ПРЕДЛОЖЕННЫЙ ОТРЫВОК:
————

Турчин Валерий Стефанович
Шрифт:
Ж. Кокто. Роспись капеллы в Ментоне. 1950-е
Образ XX рождался в муках и был продуман, прочувствован и предчувствован. Начало его искусства, затем отлитое в слитках, похожих на облако, тяжелое и миражное одновременно, было оплавлено огнем авангарда, который буквально за несколько лет выстроил свою систему, ставшую фундаментом дальнейших поисков. Конец же его был окутан дымкой трансавангарда и туманом концептуализма. У него хорошо просматриваются начало, середина и конец, столь тесно, впрочем, связанные, что составляют, конечно, одно целое.
Об этом и речь.

————

Записи набора данных
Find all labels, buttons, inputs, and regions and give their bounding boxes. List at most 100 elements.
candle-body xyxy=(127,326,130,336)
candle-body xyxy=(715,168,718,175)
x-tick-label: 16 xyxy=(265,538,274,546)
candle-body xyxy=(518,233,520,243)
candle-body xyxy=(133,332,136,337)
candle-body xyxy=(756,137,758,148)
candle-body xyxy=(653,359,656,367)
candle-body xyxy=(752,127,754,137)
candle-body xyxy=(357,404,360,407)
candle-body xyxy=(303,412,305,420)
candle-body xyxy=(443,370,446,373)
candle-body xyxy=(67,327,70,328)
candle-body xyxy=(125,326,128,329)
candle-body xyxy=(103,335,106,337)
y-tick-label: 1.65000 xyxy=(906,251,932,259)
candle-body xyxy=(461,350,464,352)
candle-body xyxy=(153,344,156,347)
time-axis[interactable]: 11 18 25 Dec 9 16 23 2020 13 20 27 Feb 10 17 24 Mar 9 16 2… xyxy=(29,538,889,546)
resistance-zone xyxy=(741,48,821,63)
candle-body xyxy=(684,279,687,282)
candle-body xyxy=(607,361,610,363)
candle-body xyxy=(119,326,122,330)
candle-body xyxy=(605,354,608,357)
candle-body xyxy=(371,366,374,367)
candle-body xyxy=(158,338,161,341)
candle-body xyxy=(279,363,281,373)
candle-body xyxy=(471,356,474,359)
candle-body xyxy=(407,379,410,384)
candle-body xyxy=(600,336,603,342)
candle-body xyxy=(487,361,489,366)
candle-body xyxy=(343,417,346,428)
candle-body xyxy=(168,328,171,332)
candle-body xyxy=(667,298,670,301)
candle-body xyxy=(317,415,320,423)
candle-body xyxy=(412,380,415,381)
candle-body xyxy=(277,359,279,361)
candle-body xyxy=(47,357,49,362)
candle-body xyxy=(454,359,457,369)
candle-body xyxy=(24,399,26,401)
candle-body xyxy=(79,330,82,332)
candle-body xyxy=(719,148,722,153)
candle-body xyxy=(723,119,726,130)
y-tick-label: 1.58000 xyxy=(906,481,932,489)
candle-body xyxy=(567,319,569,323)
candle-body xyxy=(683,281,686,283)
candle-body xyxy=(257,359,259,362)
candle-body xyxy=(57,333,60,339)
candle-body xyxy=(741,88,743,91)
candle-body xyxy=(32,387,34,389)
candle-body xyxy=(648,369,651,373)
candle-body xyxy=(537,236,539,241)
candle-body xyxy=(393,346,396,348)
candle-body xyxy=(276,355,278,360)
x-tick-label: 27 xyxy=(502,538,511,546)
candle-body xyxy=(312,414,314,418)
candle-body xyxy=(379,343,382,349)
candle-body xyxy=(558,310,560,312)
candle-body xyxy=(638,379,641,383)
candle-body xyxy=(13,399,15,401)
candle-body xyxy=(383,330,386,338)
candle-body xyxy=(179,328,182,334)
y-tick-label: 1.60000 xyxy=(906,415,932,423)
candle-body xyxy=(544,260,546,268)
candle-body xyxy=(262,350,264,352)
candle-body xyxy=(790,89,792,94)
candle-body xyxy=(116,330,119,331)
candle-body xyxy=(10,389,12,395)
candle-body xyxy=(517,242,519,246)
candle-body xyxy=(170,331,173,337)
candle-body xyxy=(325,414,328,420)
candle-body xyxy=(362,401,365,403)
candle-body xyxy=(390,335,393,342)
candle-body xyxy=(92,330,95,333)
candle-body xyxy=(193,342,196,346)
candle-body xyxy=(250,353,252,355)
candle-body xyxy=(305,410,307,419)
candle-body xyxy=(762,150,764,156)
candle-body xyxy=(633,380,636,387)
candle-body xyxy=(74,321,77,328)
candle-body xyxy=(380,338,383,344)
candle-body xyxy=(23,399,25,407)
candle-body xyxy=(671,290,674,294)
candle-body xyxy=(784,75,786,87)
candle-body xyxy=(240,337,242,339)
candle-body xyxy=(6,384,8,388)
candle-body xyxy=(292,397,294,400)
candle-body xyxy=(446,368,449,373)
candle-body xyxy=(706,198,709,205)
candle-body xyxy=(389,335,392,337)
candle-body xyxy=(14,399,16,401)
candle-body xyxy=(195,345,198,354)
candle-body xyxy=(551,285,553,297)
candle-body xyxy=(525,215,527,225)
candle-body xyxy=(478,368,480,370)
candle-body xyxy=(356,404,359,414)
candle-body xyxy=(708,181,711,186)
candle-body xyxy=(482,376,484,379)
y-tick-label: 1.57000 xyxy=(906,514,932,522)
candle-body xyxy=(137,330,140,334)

————

ЗАДАНИЯ К ВЫПОЛНЕНИЮ:
a. Ответьте по предложенному отрывку на вопросы:
(i) Чья роспись и какой капеллы указана в подписи к иллюстрации?
(ii) Чем, согласно отрывку, было оплавлено начало искусства XX века?
(iii) Чем был окутан его конец?
b. Перечислите все художественные направления, которые названы в предложенном отрывке.
c. Продолжите отрывок об искусстве XX века, начав сразу после фразы «Об этом и речь.».

РЕЗУЛЬТАТЫ ВЫПОЛНЕНИЯ:
a.
(i) Роспись Ж. Кокто, капелла в Ментоне.
(ii) Огнем авангарда.
(iii) Дымкой трансавангарда и туманом концептуализма.

b. Авангард, трансавангард, концептуализм.

c.
Было время, недавнее, когда все проблемы XX столетия сводились к становлению и развитию идеи авангарда, более того, вся история рассматривалась преимущественно как «его» история, а уж насколько она могла быть полной и длинной, зависело отличных пристрастий того или иного интерпретатора, благо позволено тут было многое и все зависело от того, в какой перспективе наблюдать: di soto in su, лягушачьей, обычного зрителя, с позиции всадника или с высоты полета птиц... И тогда, вне зависимости от ракурса, обычно говорили об экстравагантных экспериментах начала века, где особо подчеркивалось то, что тогда «расширялись границы искусства», чему примером стали «объекты — реди-мейды» Дюшана, его велосипедное колесо на табуретке, сушилка для бутылок и знаменитый писсуар «Фонтан», показанный на выставке в 1917 году. То были сигнальные работы, эпатажные по характеру своему, но призванные, как то ни парадоксально, вернуть искусство искусству, вырвать его из рамок губящего станковизма, ибо получалось так, что все, что «обрамлено», — уже искусство. Как тут не вспомнить Теофиля Готье, великого волшебника XIX века, писавшего о том, что ему не хватает только рамы, гвоздя и подписи «Коро», чтобы реальный пейзаж превратить в картину.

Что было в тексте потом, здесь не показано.